>> START
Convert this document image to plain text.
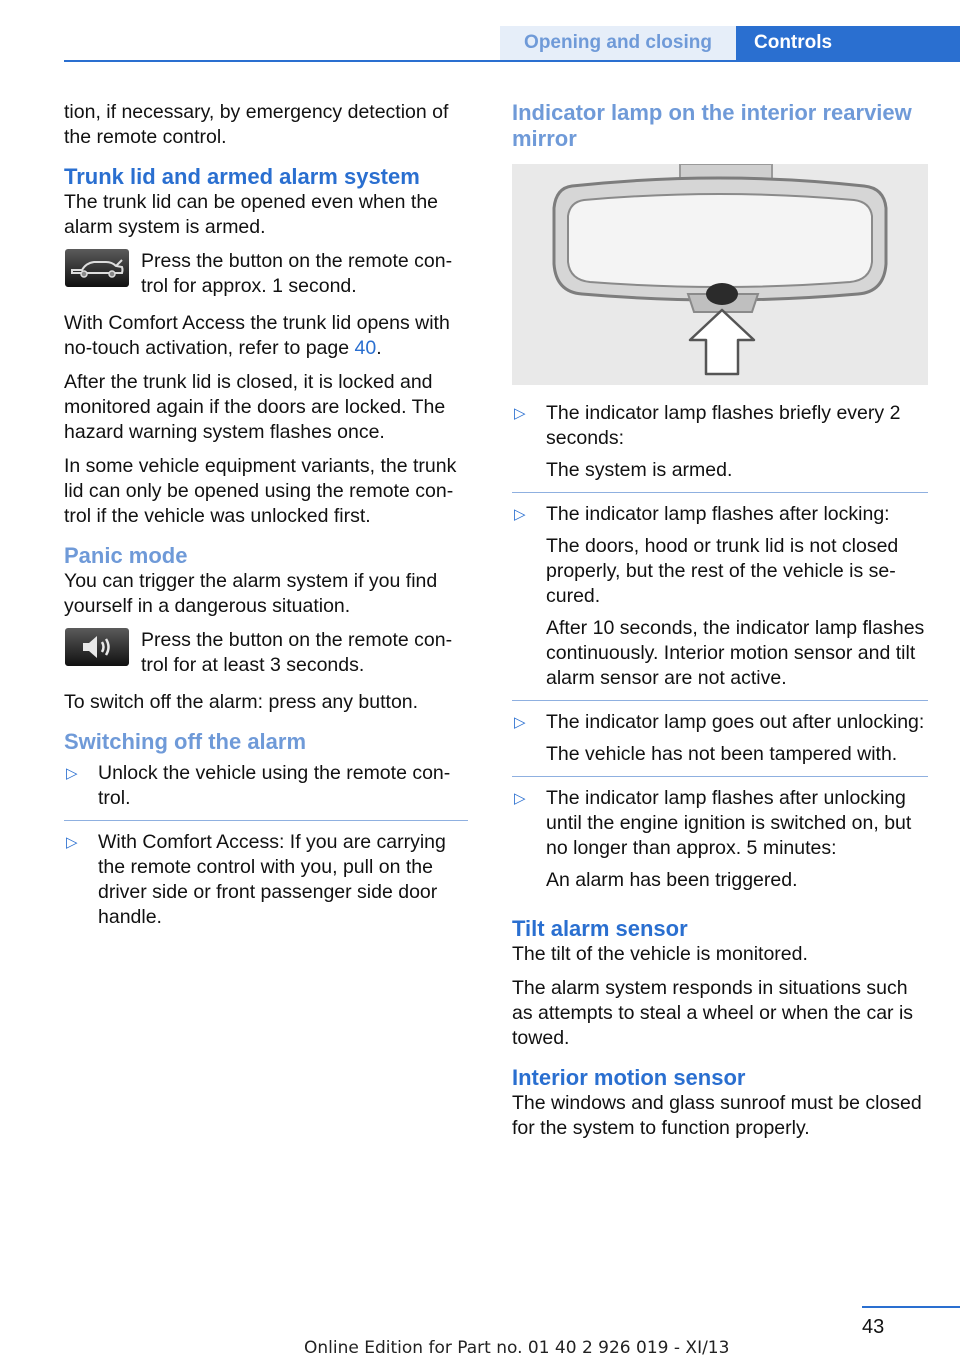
Opening and closing	Controls

tion, if necessary, by emergency detection of the remote control.

Trunk lid and armed alarm system

The trunk lid can be opened even when the alarm system is armed.

Press the button on the remote control for approx. 1 second.

With Comfort Access the trunk lid opens with no-touch activation, refer to page 40.

After the trunk lid is closed, it is locked and monitored again if the doors are locked. The hazard warning system flashes once.

In some vehicle equipment variants, the trunk lid can only be opened using the remote control if the vehicle was unlocked first.

Panic mode

You can trigger the alarm system if you find yourself in a dangerous situation.

Press the button on the remote control for at least 3 seconds.

To switch off the alarm: press any button.

Switching off the alarm
▷ Unlock the vehicle using the remote control.

▷ With Comfort Access: If you are carrying the remote control with you, pull on the driver side or front passenger side door handle.

Indicator lamp on the interior rearview mirror
▷ The indicator lamp flashes briefly every 2 seconds:

The system is armed.

▷ The indicator lamp flashes after locking:

The doors, hood or trunk lid is not closed properly, but the rest of the vehicle is secured.

After 10 seconds, the indicator lamp flashes continuously. Interior motion sensor and tilt alarm sensor are not active.

▷ The indicator lamp goes out after unlocking:

The vehicle has not been tampered with.

▷ The indicator lamp flashes after unlocking until the engine ignition is switched on, but no longer than approx. 5 minutes:

An alarm has been triggered.

Tilt alarm sensor

The tilt of the vehicle is monitored.

The alarm system responds in situations such as attempts to steal a wheel or when the car is towed.

Interior motion sensor

The windows and glass sunroof must be closed for the system to function properly.

43
Online Edition for Part no. 01 40 2 926 019 - XI/13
>> END
**Your task**
Transcribe the preceding listing in its entirety and with exact wording, leaving out pictures.

**Expected answer**
Convert this document image to plain text.
Opening and closing	Controls

tion, if necessary, by emergency detection of the remote control.

Trunk lid and armed alarm system

The trunk lid can be opened even when the alarm system is armed.

Press the button on the remote control for approx. 1 second.

With Comfort Access the trunk lid opens with no-touch activation, refer to page 40.

After the trunk lid is closed, it is locked and monitored again if the doors are locked. The hazard warning system flashes once.

In some vehicle equipment variants, the trunk lid can only be opened using the remote control if the vehicle was unlocked first.

Panic mode

You can trigger the alarm system if you find yourself in a dangerous situation.

Press the button on the remote control for at least 3 seconds.

To switch off the alarm: press any button.

Switching off the alarm
▷ Unlock the vehicle using the remote control.

▷ With Comfort Access: If you are carrying the remote control with you, pull on the driver side or front passenger side door handle.

Indicator lamp on the interior rearview mirror
▷ The indicator lamp flashes briefly every 2 seconds:

The system is armed.

▷ The indicator lamp flashes after locking:

The doors, hood or trunk lid is not closed properly, but the rest of the vehicle is secured.

After 10 seconds, the indicator lamp flashes continuously. Interior motion sensor and tilt alarm sensor are not active.

▷ The indicator lamp goes out after unlocking:

The vehicle has not been tampered with.

▷ The indicator lamp flashes after unlocking until the engine ignition is switched on, but no longer than approx. 5 minutes:

An alarm has been triggered.

Tilt alarm sensor

The tilt of the vehicle is monitored.

The alarm system responds in situations such as attempts to steal a wheel or when the car is towed.

Interior motion sensor

The windows and glass sunroof must be closed for the system to function properly.

43
Online Edition for Part no. 01 40 2 926 019 - XI/13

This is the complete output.